#### Exercise task:
Will you quote all of the entries, word for word?

(A block of data)

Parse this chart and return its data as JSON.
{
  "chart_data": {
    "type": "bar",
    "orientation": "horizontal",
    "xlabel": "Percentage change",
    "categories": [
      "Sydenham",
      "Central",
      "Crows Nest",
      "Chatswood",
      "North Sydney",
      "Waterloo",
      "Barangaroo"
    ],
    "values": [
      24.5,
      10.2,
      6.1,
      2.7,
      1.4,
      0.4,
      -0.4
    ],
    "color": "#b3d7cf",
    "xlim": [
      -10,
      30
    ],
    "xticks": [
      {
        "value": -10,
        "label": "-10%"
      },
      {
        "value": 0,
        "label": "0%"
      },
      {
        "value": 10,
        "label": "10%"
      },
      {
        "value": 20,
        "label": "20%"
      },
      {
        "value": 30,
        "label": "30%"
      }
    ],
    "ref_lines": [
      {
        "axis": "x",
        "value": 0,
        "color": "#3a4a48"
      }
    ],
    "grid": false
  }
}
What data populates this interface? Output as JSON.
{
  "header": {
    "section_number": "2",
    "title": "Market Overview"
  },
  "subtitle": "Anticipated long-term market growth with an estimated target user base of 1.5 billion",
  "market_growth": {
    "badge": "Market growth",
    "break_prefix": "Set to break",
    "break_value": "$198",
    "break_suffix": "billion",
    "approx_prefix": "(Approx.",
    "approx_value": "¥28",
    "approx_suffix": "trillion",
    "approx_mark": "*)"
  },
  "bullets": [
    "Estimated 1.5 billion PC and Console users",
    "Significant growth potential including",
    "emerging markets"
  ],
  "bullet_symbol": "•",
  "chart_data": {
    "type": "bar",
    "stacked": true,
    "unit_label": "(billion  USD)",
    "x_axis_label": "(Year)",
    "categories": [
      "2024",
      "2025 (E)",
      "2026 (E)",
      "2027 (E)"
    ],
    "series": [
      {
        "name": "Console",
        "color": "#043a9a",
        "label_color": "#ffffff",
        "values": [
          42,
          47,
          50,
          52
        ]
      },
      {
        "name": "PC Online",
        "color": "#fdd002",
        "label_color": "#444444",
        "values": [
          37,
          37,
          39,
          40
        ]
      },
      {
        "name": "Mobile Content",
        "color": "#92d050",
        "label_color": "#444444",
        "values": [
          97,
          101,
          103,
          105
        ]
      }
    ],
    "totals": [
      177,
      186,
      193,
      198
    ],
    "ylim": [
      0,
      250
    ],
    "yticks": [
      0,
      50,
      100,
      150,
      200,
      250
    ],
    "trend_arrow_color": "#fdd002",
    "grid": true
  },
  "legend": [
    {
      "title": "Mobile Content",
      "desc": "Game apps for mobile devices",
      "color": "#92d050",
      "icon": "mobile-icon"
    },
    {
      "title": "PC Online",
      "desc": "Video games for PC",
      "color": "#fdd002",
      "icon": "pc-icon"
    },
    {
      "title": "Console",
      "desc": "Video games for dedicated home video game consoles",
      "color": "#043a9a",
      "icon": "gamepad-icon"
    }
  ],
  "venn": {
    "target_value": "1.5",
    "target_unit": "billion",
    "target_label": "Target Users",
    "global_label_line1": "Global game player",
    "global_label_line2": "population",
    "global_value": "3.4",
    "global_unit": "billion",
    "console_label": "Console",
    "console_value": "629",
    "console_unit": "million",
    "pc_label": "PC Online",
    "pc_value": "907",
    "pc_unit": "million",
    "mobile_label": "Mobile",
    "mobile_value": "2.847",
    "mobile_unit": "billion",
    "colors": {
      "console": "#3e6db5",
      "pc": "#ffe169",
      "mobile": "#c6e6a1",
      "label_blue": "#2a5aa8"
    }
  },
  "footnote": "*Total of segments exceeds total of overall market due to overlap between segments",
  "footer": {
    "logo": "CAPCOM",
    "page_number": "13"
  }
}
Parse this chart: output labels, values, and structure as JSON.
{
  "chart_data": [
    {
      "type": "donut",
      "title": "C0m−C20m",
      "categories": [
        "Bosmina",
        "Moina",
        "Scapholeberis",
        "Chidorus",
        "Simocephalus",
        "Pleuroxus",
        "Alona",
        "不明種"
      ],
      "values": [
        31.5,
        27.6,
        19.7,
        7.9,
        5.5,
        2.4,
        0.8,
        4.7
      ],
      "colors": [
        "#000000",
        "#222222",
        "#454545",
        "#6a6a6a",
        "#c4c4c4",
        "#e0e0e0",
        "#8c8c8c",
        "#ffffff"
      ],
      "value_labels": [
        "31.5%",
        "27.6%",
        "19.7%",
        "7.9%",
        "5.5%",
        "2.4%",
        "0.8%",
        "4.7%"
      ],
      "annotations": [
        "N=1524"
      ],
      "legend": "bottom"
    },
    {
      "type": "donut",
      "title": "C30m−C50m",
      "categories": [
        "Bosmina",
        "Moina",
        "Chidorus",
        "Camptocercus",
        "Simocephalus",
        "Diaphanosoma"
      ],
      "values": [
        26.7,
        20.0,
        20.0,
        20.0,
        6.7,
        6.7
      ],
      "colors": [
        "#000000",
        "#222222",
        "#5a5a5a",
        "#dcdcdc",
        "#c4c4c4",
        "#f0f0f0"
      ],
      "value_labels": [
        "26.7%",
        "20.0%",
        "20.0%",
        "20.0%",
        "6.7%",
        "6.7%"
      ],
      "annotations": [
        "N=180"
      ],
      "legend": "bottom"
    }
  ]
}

#### Solution to this task:
Parse this chart and return its data as JSON.
{
  "chart_data": {
    "type": "bar",
    "orientation": "horizontal",
    "xlabel": "Percentage change",
    "categories": [
      "Sydenham",
      "Central",
      "Crows Nest",
      "Chatswood",
      "North Sydney",
      "Waterloo",
      "Barangaroo"
    ],
    "values": [
      24.5,
      10.2,
      6.1,
      2.7,
      1.4,
      0.4,
      -0.4
    ],
    "color": "#b3d7cf",
    "xlim": [
      -10,
      30
    ],
    "xticks": [
      {
        "value": -10,
        "label": "-10%"
      },
      {
        "value": 0,
        "label": "0%"
      },
      {
        "value": 10,
        "label": "10%"
      },
      {
        "value": 20,
        "label": "20%"
      },
      {
        "value": 30,
        "label": "30%"
      }
    ],
    "ref_lines": [
      {
        "axis": "x",
        "value": 0,
        "color": "#3a4a48"
      }
    ],
    "grid": false
  }
}
What data populates this interface? Output as JSON.
{
  "header": {
    "section_number": "2",
    "title": "Market Overview"
  },
  "subtitle": "Anticipated long-term market growth with an estimated target user base of 1.5 billion",
  "market_growth": {
    "badge": "Market growth",
    "break_prefix": "Set to break",
    "break_value": "$198",
    "break_suffix": "billion",
    "approx_prefix": "(Approx.",
    "approx_value": "¥28",
    "approx_suffix": "trillion",
    "approx_mark": "*)"
  },
  "bullets": [
    "Estimated 1.5 billion PC and Console users",
    "Significant growth potential including",
    "emerging markets"
  ],
  "bullet_symbol": "•",
  "chart_data": {
    "type": "bar",
    "stacked": true,
    "unit_label": "(billion  USD)",
    "x_axis_label": "(Year)",
    "categories": [
      "2024",
      "2025 (E)",
      "2026 (E)",
      "2027 (E)"
    ],
    "series": [
      {
        "name": "Console",
        "color": "#043a9a",
        "label_color": "#ffffff",
        "values": [
          42,
          47,
          50,
          52
        ]
      },
      {
        "name": "PC Online",
        "color": "#fdd002",
        "label_color": "#444444",
        "values": [
          37,
          37,
          39,
          40
        ]
      },
      {
        "name": "Mobile Content",
        "color": "#92d050",
        "label_color": "#444444",
        "values": [
          97,
          101,
          103,
          105
        ]
      }
    ],
    "totals": [
      177,
      186,
      193,
      198
    ],
    "ylim": [
      0,
      250
    ],
    "yticks": [
      0,
      50,
      100,
      150,
      200,
      250
    ],
    "trend_arrow_color": "#fdd002",
    "grid": true
  },
  "legend": [
    {
      "title": "Mobile Content",
      "desc": "Game apps for mobile devices",
      "color": "#92d050",
      "icon": "mobile-icon"
    },
    {
      "title": "PC Online",
      "desc": "Video games for PC",
      "color": "#fdd002",
      "icon": "pc-icon"
    },
    {
      "title": "Console",
      "desc": "Video games for dedicated home video game consoles",
      "color": "#043a9a",
      "icon": "gamepad-icon"
    }
  ],
  "venn": {
    "target_value": "1.5",
    "target_unit": "billion",
    "target_label": "Target Users",
    "global_label_line1": "Global game player",
    "global_label_line2": "population",
    "global_value": "3.4",
    "global_unit": "billion",
    "console_label": "Console",
    "console_value": "629",
    "console_unit": "million",
    "pc_label": "PC Online",
    "pc_value": "907",
    "pc_unit": "million",
    "mobile_label": "Mobile",
    "mobile_value": "2.847",
    "mobile_unit": "billion",
    "colors": {
      "console": "#3e6db5",
      "pc": "#ffe169",
      "mobile": "#c6e6a1",
      "label_blue": "#2a5aa8"
    }
  },
  "footnote": "*Total of segments exceeds total of overall market due to overlap between segments",
  "footer": {
    "logo": "CAPCOM",
    "page_number": "13"
  }
}
Parse this chart: output labels, values, and structure as JSON.
{
  "chart_data": [
    {
      "type": "donut",
      "title": "C0m−C20m",
      "categories": [
        "Bosmina",
        "Moina",
        "Scapholeberis",
        "Chidorus",
        "Simocephalus",
        "Pleuroxus",
        "Alona",
        "不明種"
      ],
      "values": [
        31.5,
        27.6,
        19.7,
        7.9,
        5.5,
        2.4,
        0.8,
        4.7
      ],
      "colors": [
        "#000000",
        "#222222",
        "#454545",
        "#6a6a6a",
        "#c4c4c4",
        "#e0e0e0",
        "#8c8c8c",
        "#ffffff"
      ],
      "value_labels": [
        "31.5%",
        "27.6%",
        "19.7%",
        "7.9%",
        "5.5%",
        "2.4%",
        "0.8%",
        "4.7%"
      ],
      "annotations": [
        "N=1524"
      ],
      "legend": "bottom"
    },
    {
      "type": "donut",
      "title": "C30m−C50m",
      "categories": [
        "Bosmina",
        "Moina",
        "Chidorus",
        "Camptocercus",
        "Simocephalus",
        "Diaphanosoma"
      ],
      "values": [
        26.7,
        20.0,
        20.0,
        20.0,
        6.7,
        6.7
      ],
      "colors": [
        "#000000",
        "#222222",
        "#5a5a5a",
        "#dcdcdc",
        "#c4c4c4",
        "#f0f0f0"
      ],
      "value_labels": [
        "26.7%",
        "20.0%",
        "20.0%",
        "20.0%",
        "6.7%",
        "6.7%"
      ],
      "annotations": [
        "N=180"
      ],
      "legend": "bottom"
    }
  ]
}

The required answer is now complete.